→ **Exercise requirements**:
Show all lines holding the string "discussion".

----

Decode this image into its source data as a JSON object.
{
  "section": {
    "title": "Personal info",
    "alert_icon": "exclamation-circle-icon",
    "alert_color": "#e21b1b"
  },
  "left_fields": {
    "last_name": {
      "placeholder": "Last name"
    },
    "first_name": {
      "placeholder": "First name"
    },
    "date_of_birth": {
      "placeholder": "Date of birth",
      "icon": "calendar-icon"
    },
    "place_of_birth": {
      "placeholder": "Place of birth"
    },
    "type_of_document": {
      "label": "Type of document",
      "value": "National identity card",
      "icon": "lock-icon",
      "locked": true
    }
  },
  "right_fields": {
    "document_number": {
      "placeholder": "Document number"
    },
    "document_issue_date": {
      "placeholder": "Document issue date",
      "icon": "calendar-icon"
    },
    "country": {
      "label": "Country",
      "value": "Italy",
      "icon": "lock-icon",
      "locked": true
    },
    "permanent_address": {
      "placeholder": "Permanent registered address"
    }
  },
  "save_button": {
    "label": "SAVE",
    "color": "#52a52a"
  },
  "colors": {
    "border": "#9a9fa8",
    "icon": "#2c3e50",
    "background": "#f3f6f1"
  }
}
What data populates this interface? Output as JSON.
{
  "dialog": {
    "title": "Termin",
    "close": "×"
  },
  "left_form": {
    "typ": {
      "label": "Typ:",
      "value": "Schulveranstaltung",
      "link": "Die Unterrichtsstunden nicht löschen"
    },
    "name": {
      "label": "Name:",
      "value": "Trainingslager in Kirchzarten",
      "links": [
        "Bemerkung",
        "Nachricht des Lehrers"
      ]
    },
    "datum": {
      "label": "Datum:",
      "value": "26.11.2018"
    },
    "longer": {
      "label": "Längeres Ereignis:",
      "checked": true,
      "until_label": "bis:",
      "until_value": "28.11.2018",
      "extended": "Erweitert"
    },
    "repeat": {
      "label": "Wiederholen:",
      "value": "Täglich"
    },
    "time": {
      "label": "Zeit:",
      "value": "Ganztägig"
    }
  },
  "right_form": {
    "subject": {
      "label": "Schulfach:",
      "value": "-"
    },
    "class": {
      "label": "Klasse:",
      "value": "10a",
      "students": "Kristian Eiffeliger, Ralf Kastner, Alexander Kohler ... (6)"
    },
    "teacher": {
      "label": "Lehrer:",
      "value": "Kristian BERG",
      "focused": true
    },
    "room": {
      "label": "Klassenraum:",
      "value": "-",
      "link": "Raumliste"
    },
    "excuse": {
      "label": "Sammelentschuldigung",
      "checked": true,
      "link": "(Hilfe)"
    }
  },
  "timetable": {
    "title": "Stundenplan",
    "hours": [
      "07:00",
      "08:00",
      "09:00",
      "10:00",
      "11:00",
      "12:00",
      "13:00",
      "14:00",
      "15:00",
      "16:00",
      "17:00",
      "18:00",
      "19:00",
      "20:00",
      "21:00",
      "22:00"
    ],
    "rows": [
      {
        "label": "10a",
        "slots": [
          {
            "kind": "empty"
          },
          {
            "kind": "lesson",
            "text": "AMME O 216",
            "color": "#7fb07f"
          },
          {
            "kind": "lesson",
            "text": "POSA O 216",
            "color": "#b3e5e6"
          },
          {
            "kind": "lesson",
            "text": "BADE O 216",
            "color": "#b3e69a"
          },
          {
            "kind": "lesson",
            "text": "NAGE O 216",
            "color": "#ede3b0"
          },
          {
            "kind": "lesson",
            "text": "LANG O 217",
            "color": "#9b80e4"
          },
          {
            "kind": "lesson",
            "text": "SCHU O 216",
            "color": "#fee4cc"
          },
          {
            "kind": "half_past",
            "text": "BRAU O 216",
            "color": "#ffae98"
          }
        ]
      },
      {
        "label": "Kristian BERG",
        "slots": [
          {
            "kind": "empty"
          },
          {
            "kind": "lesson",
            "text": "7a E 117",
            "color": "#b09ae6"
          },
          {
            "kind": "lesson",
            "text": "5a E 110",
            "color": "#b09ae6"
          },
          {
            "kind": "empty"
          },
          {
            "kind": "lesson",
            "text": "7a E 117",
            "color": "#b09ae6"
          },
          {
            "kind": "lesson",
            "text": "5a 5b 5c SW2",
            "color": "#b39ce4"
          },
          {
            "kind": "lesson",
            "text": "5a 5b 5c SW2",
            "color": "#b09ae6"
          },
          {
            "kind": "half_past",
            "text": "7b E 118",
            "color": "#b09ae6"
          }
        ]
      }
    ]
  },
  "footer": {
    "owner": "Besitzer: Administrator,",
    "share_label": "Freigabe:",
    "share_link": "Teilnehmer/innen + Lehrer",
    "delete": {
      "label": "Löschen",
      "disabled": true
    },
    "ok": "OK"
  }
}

----

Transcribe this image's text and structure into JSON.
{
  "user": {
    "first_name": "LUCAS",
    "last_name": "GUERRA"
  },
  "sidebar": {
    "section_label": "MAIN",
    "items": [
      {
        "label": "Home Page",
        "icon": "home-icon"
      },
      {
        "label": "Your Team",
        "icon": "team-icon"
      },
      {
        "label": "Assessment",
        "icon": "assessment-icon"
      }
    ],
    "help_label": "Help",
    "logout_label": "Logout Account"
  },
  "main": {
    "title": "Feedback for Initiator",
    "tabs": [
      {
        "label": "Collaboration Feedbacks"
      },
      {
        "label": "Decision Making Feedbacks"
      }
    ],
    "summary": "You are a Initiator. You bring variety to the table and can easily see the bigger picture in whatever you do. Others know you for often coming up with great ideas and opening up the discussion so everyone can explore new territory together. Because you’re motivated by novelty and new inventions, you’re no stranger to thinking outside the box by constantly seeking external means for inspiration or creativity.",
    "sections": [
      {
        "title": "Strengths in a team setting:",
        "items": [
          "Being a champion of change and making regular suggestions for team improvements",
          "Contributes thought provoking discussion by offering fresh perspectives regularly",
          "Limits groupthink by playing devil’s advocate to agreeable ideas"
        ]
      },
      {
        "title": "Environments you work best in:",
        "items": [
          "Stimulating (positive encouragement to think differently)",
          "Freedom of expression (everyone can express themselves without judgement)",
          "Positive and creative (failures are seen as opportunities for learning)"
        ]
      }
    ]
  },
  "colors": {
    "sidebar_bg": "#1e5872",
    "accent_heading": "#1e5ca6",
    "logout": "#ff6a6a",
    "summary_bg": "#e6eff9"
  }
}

----

→ **Output for this task**:
    "summary": "You are a Initiator. You bring variety to the table and can easily see the bigger picture in whatever you do. Others know you for often coming up with great ideas and opening up the discussion so everyone can explore new territory together. Because you’re motivated by novelty and new inventions, you’re no stranger to thinking outside the box by constantly seeking external means for inspiration or creativity.",
          "Contributes thought provoking discussion by offering fresh perspectives regularly",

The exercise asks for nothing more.